■ **Goal**
Filter out everything except lines holding "Freq".

Records:
'''

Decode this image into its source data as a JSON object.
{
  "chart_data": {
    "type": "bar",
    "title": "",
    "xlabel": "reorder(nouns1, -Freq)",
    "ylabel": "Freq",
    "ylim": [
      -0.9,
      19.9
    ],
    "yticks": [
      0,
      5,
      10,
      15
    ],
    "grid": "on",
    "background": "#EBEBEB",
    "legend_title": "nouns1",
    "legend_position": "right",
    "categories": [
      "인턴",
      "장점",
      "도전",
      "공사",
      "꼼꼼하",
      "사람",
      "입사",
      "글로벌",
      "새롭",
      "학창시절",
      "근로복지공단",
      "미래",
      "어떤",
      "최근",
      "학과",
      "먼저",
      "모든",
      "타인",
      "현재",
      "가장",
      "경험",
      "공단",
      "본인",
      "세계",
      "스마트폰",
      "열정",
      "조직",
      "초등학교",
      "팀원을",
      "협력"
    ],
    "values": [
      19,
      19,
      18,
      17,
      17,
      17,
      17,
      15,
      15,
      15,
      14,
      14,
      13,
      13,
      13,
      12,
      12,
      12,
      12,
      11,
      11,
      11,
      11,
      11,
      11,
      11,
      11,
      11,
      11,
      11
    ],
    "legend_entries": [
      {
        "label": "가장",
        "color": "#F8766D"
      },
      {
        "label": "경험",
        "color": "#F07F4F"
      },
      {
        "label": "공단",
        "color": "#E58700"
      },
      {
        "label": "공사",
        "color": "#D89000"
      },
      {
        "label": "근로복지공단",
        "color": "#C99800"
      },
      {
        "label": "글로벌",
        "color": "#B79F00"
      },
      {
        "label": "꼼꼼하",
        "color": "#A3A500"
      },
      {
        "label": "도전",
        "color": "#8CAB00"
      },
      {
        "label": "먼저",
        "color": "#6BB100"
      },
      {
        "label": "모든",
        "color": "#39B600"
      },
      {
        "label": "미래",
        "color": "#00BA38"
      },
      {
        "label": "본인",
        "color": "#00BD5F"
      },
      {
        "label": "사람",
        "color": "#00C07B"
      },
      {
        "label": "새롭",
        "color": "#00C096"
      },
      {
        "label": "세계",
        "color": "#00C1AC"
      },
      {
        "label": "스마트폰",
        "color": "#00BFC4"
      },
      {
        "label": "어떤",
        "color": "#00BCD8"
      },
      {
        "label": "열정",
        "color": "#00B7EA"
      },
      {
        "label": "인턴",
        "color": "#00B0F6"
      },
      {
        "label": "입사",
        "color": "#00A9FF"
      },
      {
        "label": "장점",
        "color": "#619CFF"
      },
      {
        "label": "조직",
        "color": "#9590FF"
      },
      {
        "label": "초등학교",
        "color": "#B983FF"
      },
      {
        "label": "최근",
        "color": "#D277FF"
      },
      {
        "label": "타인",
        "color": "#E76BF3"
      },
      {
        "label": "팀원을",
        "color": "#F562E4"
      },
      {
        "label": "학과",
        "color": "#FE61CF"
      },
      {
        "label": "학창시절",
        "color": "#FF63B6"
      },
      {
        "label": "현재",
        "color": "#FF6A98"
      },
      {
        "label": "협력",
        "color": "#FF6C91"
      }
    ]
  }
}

'''

■ **Full solution**
    "xlabel": "reorder(nouns1, -Freq)",
    "ylabel": "Freq",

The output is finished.